30.18. [proof] Show that the top singular value satisfies $\sigma_1 = \max_{\lVert\mathbf{x}\rVert=1}\lVert A\mathbf{x}\rVert$, and that the maximizing $\mathbf{x}$ is $\mathbf{v}_1$. (Hint: write $\mathbf{x}$ in the orthonormal basis $\{\mathbf{v}_i\}$, expand $\lVert A\mathbf{x}\rVert^2 = \sum_i \sigma_i^2 c_i^2$, and maximize subject to $\sum_i c_i^2 = 1$.)

30.19. [code] Write a numpy script that computes the SVD of $A = \begin{psmallmatrix} 4 & 11 & 14 \\ 8 & 7 & -2 \end{psmallmatrix}$ and prints the singular values, $U$, and $V$. Verify $U\Sigma V^{\mathsf{T}} = A$ and that $U, V$ have orthonormal columns. Then reconstruct $A$ keeping only the largest singular value and report the Frobenius error.

30.20. [proof] Prove that $A^{\mathsf{T}}A$ and $AA^{\mathsf{T}}$ have the same nonzero eigenvalues, for any matrix $A$. (Hint: if $A^{\mathsf{T}}A\mathbf{v} = \lambda\mathbf{v}$ with $\lambda \ne 0$, show $A\mathbf{v}$ is an eigenvector of $AA^{\mathsf{T}}$ with the same eigenvalue. Why is $A\mathbf{v} \ne \mathbf{0}$?)

30.21. [code] Implement the four-step svd_from_scratch(A) of §30.12 (via $A^{\mathsf{T}}A$, then $\mathbf{u}_i = A\mathbf{v}_i/\sigma_i$). Test it on three matrices of different shapes (a square, a tall, and a wide one) and verify against np.linalg.svd — comparing singular values and the reconstruction, not the raw singular vectors. Explain in a comment why you compare the reconstruction rather than $U$ and $V$ entrywise.

30.22. [code] Write a function numerical_rank(A, tol) that returns the number of singular values of $A$ exceeding tol. Build a matrix that is mathematically rank-3 but numerically rank-2 (e.g. with singular values $\{10, 5, 10^{-12}\}$ by construction) and show that numerical_rank and np.linalg.matrix_rank agree on it. Why is this more robust than counting pivots?

Job 1
In the SVD exercises, what does exercise 30.21 say to compare against np.linalg.svd instead of the raw singular vectors?
Job 2
Reproduce the SVD exercises word for word between "30.20. [proof] Prove" and "and $V$ entrywise.", inclusive.

Given material
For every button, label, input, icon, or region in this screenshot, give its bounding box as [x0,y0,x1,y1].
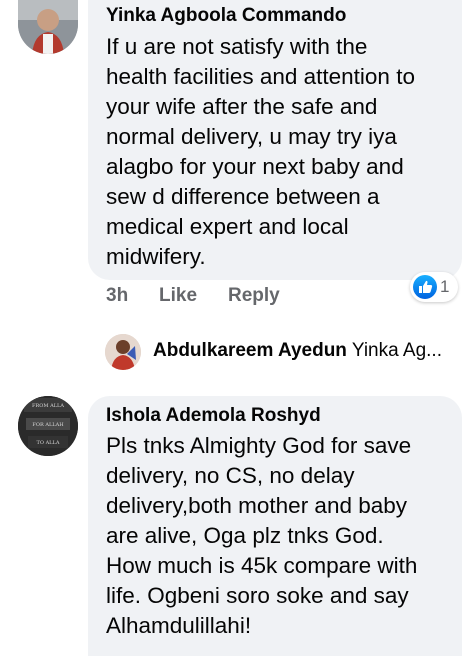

Task result 1
The singular values and the reconstruction.

Task result 2
30.20. [proof] Prove that $A^{\mathsf{T}}A$ and $AA^{\mathsf{T}}$ have the same nonzero eigenvalues, for any matrix $A$. (Hint: if $A^{\mathsf{T}}A\mathbf{v} = \lambda\mathbf{v}$ with $\lambda \ne 0$, show $A\mathbf{v}$ is an eigenvector of $AA^{\mathsf{T}}$ with the same eigenvalue. Why is $A\mathbf{v} \ne \mathbf{0}$?)

30.21. [code] Implement the four-step svd_from_scratch(A) of §30.12 (via $A^{\mathsf{T}}A$, then $\mathbf{u}_i = A\mathbf{v}_i/\sigma_i$). Test it on three matrices of different shapes (a square, a tall, and a wide one) and verify against np.linalg.svd — comparing singular values and the reconstruction, not the raw singular vectors. Explain in a comment why you compare the reconstruction rather than $U$ and $V$ entrywise.